- [WRITTEN PROBLEM] Go through the data below. List every line that holds the word "numerical".

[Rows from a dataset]

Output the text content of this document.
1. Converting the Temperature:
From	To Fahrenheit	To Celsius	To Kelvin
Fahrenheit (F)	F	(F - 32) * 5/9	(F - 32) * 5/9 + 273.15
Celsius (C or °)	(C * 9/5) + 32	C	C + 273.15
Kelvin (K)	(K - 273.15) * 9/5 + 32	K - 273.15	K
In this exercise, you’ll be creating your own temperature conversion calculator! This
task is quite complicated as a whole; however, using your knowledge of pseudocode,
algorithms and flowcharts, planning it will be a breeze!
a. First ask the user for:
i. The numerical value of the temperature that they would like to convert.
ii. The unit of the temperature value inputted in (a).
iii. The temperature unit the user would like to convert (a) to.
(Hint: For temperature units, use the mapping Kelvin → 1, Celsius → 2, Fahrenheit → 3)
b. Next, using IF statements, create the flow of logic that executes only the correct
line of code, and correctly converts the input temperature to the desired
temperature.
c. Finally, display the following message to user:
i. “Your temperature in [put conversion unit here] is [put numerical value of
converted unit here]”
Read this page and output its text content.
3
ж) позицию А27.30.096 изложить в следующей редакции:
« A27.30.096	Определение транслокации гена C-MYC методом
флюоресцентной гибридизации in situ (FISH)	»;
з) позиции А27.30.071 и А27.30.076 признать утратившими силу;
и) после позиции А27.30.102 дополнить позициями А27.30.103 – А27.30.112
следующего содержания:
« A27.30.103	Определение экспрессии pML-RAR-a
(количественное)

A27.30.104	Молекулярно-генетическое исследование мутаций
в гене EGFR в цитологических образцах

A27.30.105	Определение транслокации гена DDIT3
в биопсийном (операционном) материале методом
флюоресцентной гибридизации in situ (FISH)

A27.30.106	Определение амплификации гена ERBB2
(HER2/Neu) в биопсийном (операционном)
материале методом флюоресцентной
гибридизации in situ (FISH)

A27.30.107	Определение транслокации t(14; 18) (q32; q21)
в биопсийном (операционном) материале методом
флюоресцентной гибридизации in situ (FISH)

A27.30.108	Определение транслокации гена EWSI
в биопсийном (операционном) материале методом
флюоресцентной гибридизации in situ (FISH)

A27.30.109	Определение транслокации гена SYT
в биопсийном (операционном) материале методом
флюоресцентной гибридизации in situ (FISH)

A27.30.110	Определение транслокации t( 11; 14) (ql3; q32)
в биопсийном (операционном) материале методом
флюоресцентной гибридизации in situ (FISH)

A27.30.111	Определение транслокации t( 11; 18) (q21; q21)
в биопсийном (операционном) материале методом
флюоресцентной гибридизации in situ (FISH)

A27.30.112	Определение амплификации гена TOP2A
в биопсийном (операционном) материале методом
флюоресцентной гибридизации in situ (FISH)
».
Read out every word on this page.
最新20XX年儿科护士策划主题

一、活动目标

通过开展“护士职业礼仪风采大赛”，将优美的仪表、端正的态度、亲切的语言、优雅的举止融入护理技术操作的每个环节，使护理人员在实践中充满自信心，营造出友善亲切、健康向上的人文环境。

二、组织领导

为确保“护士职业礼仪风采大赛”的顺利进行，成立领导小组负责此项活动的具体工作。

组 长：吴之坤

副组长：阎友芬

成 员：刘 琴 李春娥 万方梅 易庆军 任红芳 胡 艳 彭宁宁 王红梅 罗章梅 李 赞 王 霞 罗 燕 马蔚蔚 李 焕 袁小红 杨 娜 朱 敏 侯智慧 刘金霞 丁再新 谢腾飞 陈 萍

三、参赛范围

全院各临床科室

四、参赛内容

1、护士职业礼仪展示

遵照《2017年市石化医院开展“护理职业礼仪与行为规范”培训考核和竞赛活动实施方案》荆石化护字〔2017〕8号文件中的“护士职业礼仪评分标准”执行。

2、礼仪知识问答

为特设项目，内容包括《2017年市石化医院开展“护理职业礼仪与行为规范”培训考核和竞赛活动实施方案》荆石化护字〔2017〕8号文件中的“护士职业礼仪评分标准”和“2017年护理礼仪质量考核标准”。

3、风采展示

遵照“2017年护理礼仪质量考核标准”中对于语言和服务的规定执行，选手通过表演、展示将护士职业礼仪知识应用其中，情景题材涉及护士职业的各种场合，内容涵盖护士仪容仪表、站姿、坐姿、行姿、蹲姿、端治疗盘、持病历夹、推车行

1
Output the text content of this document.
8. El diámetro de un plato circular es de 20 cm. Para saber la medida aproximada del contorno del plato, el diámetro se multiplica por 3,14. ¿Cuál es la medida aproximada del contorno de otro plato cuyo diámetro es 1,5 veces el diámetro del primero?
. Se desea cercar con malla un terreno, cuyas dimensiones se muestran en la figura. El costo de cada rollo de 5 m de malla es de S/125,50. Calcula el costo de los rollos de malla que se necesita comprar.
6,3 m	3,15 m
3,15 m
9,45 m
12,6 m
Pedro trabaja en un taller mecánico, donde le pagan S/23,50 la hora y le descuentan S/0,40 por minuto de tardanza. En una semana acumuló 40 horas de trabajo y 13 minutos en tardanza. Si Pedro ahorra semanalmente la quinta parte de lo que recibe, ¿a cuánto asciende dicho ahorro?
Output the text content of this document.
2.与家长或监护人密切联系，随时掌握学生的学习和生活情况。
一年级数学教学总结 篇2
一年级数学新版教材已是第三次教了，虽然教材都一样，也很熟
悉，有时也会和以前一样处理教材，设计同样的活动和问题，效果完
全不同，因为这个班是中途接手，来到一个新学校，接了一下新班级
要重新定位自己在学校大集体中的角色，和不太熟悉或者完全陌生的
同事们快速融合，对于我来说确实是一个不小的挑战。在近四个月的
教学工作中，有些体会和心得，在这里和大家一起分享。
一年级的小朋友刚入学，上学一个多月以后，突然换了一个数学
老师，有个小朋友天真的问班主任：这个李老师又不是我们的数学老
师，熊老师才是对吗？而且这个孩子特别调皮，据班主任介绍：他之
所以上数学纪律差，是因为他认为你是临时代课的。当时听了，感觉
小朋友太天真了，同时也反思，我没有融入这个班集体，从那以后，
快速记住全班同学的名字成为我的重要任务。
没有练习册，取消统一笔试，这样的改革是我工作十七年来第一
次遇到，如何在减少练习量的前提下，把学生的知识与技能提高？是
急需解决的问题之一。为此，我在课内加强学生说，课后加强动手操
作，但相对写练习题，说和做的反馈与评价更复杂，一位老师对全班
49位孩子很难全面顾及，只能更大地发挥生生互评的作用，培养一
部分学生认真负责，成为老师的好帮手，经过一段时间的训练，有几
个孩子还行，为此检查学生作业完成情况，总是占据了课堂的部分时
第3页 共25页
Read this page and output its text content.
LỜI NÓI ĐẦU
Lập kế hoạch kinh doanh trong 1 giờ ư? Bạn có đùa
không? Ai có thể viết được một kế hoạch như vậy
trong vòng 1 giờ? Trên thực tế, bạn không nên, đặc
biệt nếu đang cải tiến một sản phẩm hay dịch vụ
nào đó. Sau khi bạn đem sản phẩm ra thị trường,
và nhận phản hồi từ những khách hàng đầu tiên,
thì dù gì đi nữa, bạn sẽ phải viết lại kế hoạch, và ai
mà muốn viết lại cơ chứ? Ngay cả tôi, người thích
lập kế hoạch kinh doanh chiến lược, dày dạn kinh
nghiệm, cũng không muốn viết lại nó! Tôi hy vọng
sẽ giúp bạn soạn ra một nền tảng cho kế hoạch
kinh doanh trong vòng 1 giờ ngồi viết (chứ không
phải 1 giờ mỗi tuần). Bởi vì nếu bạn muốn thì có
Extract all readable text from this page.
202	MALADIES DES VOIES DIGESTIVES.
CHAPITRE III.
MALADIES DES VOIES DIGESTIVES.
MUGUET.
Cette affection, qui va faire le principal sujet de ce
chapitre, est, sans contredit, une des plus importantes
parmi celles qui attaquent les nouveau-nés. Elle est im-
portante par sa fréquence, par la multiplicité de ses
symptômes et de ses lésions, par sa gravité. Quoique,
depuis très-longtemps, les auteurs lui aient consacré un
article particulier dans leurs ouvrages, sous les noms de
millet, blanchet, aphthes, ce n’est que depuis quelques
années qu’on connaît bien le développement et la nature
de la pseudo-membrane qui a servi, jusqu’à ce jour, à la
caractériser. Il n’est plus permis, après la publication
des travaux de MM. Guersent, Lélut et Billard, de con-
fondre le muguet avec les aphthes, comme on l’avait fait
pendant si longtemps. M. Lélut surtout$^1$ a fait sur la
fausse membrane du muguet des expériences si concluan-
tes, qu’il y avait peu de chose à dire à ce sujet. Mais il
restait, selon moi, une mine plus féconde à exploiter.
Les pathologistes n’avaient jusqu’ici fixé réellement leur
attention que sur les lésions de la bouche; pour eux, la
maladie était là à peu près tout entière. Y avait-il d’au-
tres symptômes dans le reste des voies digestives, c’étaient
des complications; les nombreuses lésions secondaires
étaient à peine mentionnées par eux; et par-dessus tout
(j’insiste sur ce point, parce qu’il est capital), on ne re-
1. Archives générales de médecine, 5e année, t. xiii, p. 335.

- [SOLUTION FOR THIS TASK]
i. The numerical value of the temperature that they would like to convert.
i. “Your temperature in [put conversion unit here] is [put numerical value of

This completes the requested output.